>> begin INPUT

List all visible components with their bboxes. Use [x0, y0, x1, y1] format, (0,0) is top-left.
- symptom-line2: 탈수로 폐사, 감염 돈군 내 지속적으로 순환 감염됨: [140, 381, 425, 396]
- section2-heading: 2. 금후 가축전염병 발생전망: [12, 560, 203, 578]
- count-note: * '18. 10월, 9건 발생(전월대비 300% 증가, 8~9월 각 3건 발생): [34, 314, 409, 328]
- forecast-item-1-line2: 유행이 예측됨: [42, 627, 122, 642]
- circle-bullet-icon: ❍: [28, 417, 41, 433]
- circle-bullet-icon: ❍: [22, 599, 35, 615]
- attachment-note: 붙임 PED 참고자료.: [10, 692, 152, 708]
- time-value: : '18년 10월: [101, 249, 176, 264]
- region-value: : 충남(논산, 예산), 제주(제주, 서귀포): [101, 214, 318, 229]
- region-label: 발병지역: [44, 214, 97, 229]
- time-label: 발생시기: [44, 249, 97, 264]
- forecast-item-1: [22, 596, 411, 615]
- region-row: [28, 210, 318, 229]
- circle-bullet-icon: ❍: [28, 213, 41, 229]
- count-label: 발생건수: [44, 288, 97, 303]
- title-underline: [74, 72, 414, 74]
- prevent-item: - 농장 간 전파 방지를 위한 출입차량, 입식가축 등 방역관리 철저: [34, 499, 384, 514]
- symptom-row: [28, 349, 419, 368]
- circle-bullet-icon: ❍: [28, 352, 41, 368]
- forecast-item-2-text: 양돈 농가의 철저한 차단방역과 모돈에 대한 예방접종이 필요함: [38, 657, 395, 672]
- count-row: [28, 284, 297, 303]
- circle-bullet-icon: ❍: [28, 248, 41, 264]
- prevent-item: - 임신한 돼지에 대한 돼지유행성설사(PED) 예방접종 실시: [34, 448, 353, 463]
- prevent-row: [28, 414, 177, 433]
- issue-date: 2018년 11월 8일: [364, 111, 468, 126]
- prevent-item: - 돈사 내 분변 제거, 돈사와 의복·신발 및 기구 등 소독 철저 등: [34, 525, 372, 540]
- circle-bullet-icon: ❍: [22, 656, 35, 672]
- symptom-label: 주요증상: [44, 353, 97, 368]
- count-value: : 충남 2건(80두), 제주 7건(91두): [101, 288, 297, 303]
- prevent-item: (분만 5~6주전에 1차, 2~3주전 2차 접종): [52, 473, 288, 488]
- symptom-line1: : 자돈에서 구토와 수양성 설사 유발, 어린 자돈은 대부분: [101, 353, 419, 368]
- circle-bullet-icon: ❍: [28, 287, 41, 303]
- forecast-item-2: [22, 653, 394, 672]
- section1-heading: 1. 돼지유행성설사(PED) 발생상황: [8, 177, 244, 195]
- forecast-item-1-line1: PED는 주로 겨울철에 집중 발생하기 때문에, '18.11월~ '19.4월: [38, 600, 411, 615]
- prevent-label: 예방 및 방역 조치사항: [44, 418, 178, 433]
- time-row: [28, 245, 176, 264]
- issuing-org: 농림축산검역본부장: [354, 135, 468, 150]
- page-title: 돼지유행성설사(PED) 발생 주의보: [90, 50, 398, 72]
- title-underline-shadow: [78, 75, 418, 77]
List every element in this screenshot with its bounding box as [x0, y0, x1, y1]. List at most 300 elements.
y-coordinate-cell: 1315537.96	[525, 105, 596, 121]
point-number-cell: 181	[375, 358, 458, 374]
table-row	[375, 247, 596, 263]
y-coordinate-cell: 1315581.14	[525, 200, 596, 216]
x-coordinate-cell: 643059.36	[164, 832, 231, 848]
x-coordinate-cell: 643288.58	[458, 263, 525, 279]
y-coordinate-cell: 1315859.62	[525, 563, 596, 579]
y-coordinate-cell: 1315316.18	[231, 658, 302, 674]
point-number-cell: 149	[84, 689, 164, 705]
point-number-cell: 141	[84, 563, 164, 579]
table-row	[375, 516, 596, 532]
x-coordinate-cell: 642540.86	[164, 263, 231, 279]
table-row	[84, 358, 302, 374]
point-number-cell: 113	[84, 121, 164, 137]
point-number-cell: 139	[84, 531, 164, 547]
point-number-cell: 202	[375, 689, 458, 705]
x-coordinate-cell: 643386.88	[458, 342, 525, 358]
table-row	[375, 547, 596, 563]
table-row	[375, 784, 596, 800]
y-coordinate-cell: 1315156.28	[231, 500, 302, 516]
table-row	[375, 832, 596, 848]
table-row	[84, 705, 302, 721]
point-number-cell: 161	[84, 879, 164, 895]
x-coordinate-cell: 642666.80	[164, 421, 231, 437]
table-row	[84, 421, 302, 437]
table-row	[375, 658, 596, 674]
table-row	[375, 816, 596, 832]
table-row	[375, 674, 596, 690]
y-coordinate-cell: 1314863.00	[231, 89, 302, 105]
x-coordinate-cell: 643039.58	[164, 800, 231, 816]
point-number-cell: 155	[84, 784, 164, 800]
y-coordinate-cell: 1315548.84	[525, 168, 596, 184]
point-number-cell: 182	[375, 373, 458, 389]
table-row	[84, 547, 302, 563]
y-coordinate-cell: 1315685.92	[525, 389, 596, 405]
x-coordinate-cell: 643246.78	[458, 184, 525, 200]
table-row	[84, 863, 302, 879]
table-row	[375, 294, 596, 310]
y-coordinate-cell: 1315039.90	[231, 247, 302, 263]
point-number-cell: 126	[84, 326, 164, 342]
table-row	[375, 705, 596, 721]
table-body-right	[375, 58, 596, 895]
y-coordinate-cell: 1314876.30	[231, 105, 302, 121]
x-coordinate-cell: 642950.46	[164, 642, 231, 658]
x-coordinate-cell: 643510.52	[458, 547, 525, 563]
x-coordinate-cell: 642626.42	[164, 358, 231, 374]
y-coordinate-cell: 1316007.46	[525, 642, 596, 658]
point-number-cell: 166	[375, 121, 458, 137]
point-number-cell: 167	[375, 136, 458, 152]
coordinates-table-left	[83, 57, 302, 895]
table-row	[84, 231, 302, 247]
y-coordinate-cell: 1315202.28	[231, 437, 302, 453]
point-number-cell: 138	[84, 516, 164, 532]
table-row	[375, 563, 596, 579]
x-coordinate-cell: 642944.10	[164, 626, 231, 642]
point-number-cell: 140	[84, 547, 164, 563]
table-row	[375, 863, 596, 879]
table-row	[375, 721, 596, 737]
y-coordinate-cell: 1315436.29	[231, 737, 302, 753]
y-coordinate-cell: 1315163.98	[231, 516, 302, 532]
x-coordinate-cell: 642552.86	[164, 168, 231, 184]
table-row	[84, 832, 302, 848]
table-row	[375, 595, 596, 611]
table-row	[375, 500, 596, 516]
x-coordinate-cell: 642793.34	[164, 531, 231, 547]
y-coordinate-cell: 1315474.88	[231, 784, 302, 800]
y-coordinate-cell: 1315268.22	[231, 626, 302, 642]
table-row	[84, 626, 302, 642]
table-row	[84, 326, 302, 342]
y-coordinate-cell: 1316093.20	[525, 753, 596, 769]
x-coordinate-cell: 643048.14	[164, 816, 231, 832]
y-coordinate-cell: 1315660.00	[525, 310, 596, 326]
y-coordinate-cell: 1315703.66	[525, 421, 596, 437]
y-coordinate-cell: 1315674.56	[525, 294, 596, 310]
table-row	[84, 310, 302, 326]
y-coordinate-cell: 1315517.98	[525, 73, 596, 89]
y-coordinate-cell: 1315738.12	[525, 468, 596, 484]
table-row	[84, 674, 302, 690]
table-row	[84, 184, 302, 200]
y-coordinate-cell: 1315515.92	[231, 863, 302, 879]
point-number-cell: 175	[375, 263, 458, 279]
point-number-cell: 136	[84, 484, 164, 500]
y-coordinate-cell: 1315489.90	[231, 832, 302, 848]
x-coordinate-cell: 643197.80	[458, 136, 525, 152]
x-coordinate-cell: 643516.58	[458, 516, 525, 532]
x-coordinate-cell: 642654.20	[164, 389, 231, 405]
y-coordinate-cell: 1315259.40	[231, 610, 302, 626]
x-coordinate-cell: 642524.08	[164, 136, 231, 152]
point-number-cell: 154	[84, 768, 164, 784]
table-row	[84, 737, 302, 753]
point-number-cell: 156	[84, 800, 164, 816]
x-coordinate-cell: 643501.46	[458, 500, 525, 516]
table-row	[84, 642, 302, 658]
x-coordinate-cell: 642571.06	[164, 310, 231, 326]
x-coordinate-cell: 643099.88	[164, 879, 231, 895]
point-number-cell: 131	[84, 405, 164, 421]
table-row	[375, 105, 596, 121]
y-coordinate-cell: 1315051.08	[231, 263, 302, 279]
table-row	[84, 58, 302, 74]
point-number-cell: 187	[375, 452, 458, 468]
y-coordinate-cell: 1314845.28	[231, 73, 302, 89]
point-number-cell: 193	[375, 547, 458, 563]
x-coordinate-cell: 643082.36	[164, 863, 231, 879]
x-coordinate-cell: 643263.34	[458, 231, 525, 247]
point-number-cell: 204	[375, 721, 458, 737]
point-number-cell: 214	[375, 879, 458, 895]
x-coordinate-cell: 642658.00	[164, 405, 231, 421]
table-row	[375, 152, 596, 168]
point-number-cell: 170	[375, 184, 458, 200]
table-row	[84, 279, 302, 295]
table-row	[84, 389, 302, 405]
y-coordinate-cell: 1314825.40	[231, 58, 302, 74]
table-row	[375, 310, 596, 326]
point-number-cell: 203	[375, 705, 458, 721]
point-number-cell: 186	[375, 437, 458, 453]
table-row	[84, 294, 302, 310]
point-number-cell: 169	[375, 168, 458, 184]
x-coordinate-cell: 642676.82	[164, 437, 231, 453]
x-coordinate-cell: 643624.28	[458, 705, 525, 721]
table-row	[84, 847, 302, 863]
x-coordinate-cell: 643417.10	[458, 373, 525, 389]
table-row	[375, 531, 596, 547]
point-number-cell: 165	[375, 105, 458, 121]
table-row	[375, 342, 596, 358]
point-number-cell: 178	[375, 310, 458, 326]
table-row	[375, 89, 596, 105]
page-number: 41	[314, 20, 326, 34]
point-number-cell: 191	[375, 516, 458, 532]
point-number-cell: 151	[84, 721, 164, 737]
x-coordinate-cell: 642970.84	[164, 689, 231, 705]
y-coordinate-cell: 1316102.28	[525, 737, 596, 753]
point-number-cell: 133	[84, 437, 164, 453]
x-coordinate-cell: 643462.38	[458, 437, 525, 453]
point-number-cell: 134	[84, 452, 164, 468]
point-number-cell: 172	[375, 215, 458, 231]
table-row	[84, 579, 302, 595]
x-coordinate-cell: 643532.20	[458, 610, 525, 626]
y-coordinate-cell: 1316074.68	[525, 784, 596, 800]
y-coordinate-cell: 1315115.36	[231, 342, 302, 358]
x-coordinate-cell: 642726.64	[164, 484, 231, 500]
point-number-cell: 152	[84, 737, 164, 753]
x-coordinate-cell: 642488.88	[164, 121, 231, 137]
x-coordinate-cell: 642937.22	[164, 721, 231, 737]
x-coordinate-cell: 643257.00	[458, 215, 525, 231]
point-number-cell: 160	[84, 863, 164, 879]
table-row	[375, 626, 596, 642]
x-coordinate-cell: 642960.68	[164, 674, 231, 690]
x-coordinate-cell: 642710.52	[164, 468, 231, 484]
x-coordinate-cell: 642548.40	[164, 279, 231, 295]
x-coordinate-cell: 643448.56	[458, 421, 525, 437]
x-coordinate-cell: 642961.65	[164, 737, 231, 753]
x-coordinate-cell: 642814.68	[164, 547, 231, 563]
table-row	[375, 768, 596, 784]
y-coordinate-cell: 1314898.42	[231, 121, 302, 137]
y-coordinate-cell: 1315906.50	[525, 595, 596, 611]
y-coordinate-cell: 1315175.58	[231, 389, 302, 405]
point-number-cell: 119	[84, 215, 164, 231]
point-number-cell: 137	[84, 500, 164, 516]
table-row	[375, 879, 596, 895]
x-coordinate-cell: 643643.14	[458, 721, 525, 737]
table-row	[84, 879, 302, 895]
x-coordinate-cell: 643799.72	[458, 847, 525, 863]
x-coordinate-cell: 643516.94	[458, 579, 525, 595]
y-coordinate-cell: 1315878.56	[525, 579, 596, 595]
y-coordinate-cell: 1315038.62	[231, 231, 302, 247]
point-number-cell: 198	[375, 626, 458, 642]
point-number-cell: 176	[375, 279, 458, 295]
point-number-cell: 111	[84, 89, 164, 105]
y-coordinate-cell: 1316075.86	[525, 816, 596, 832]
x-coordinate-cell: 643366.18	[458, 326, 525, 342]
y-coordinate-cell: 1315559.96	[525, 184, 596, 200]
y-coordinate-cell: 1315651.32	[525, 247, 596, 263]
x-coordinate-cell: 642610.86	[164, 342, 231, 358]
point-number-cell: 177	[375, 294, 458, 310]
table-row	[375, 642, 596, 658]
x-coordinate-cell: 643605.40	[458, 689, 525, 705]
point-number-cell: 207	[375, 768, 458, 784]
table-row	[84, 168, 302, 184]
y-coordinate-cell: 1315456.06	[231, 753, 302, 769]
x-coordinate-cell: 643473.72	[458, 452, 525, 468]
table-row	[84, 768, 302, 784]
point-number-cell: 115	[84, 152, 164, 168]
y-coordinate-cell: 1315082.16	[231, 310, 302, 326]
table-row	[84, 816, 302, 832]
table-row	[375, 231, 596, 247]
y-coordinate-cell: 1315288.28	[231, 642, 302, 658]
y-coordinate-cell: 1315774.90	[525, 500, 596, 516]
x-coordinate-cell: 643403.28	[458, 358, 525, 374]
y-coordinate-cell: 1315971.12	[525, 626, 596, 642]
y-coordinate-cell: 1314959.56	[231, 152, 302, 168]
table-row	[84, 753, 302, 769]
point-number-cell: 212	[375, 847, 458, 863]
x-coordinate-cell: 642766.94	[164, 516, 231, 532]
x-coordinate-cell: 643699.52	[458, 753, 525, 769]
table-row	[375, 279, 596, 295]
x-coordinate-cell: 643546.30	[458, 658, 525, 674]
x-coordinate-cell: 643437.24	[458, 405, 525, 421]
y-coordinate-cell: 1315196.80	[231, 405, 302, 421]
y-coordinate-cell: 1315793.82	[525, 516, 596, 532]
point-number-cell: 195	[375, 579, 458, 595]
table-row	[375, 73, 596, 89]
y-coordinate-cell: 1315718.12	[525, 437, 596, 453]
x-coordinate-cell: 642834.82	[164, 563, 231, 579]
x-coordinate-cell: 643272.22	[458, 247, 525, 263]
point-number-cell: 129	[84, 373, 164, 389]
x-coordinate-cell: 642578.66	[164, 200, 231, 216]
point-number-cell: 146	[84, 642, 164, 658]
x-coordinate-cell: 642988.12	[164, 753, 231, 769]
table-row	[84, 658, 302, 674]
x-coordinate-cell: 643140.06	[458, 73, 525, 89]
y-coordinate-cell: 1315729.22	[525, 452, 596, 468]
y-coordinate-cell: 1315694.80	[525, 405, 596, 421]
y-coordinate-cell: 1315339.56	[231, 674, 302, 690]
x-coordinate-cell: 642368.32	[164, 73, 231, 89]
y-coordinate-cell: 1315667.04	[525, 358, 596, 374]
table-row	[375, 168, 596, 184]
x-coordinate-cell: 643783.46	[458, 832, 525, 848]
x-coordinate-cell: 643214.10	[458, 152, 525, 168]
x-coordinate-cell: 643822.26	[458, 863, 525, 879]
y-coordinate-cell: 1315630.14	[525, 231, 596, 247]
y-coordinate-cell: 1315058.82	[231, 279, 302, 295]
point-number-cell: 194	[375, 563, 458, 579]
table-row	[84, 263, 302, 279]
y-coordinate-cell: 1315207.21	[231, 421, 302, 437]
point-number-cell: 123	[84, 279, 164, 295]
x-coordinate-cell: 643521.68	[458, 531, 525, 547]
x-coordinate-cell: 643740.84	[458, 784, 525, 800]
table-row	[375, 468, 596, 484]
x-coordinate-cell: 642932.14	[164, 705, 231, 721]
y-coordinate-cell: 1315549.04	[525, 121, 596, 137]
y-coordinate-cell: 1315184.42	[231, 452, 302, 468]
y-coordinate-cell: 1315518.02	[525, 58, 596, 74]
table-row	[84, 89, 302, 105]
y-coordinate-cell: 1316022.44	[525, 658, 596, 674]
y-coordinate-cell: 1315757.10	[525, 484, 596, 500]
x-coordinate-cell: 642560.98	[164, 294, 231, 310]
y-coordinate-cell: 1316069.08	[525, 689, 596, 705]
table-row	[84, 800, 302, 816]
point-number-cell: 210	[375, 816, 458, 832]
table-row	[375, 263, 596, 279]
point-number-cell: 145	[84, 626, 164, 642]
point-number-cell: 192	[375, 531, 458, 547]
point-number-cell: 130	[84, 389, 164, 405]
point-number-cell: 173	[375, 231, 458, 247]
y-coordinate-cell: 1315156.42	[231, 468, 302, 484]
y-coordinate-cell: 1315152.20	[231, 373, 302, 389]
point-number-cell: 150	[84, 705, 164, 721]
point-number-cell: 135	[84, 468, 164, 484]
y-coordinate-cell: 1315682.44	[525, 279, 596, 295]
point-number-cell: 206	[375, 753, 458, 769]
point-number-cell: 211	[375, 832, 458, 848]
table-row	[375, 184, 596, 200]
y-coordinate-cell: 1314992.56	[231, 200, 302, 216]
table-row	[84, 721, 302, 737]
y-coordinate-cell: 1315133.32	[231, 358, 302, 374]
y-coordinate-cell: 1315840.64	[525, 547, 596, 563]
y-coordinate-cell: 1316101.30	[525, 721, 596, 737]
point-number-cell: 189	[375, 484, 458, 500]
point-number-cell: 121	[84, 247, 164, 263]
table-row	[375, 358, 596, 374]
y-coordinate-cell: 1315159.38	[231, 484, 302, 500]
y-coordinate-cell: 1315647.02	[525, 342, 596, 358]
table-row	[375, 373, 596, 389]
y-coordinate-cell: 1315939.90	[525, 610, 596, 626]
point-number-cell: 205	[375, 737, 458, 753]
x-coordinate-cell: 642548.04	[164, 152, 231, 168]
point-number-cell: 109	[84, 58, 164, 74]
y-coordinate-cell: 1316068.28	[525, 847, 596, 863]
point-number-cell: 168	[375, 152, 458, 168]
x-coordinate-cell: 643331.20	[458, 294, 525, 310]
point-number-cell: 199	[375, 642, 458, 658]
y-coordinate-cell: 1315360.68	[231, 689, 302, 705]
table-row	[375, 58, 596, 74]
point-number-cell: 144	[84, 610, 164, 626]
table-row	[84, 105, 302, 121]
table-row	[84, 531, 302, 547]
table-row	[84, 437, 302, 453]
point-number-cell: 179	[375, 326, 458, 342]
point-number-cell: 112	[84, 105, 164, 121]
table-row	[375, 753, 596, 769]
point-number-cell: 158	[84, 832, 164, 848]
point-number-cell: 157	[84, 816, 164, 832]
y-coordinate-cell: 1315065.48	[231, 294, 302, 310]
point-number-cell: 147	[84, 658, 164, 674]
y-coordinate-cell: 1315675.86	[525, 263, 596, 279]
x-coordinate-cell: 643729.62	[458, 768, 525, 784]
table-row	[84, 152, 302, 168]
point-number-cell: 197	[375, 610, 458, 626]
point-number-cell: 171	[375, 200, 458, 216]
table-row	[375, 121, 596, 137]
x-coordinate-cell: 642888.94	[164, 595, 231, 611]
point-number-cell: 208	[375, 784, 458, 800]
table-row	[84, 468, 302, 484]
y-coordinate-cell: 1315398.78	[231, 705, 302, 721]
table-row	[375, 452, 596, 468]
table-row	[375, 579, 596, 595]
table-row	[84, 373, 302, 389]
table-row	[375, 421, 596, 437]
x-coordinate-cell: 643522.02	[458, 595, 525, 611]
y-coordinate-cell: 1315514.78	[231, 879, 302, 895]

>> end INPUT

WHAT THE TASK ASKS
Format the records from the first line up to and including the line containing "- title-underline-shadow: [78, 75, 418, 77]" as a JSON list of strings, one string per line, with blank lines omitted.

EXERCISE RESULT
[
  "List all visible components with their bboxes. Use [x0, y0, x1, y1] format, (0,0) is top-left.",
  "- symptom-line2: 탈수로 폐사, 감염 돈군 내 지속적으로 순환 감염됨: [140, 381, 425, 396]",
  "- section2-heading: 2. 금후 가축전염병 발생전망: [12, 560, 203, 578]",
  "- count-note: * '18. 10월, 9건 발생(전월대비 300% 증가, 8~9월 각 3건 발생): [34, 314, 409, 328]",
  "- forecast-item-1-line2: 유행이 예측됨: [42, 627, 122, 642]",
  "- circle-bullet-icon: ❍: [28, 417, 41, 433]",
  "- circle-bullet-icon: ❍: [22, 599, 35, 615]",
  "- attachment-note: 붙임 PED 참고자료.: [10, 692, 152, 708]",
  "- time-value: : '18년 10월: [101, 249, 176, 264]",
  "- region-value: : 충남(논산, 예산), 제주(제주, 서귀포): [101, 214, 318, 229]",
  "- region-label: 발병지역: [44, 214, 97, 229]",
  "- time-label: 발생시기: [44, 249, 97, 264]",
  "- forecast-item-1: [22, 596, 411, 615]",
  "- region-row: [28, 210, 318, 229]",
  "- circle-bullet-icon: ❍: [28, 213, 41, 229]",
  "- count-label: 발생건수: [44, 288, 97, 303]",
  "- title-underline: [74, 72, 414, 74]",
  "- prevent-item: - 농장 간 전파 방지를 위한 출입차량, 입식가축 등 방역관리 철저: [34, 499, 384, 514]",
  "- symptom-row: [28, 349, 419, 368]",
  "- circle-bullet-icon: ❍: [28, 352, 41, 368]",
  "- forecast-item-2-text: 양돈 농가의 철저한 차단방역과 모돈에 대한 예방접종이 필요함: [38, 657, 395, 672]",
  "- count-row: [28, 284, 297, 303]",
  "- circle-bullet-icon: ❍: [28, 248, 41, 264]",
  "- prevent-item: - 임신한 돼지에 대한 돼지유행성설사(PED) 예방접종 실시: [34, 448, 353, 463]",
  "- prevent-row: [28, 414, 177, 433]",
  "- issue-date: 2018년 11월 8일: [364, 111, 468, 126]",
  "- prevent-item: - 돈사 내 분변 제거, 돈사와 의복·신발 및 기구 등 소독 철저 등: [34, 525, 372, 540]",
  "- circle-bullet-icon: ❍: [22, 656, 35, 672]",
  "- symptom-label: 주요증상: [44, 353, 97, 368]",
  "- count-value: : 충남 2건(80두), 제주 7건(91두): [101, 288, 297, 303]",
  "- prevent-item: (분만 5~6주전에 1차, 2~3주전 2차 접종): [52, 473, 288, 488]",
  "- symptom-line1: : 자돈에서 구토와 수양성 설사 유발, 어린 자돈은 대부분: [101, 353, 419, 368]",
  "- circle-bullet-icon: ❍: [28, 287, 41, 303]",
  "- forecast-item-2: [22, 653, 394, 672]",
  "- section1-heading: 1. 돼지유행성설사(PED) 발생상황: [8, 177, 244, 195]",
  "- forecast-item-1-line1: PED는 주로 겨울철에 집중 발생하기 때문에, '18.11월~ '19.4월: [38, 600, 411, 615]",
  "- prevent-label: 예방 및 방역 조치사항: [44, 418, 178, 433]",
  "- time-row: [28, 245, 176, 264]",
  "- issuing-org: 농림축산검역본부장: [354, 135, 468, 150]",
  "- page-title: 돼지유행성설사(PED) 발생 주의보: [90, 50, 398, 72]",
  "- title-underline-shadow: [78, 75, 418, 77]"
]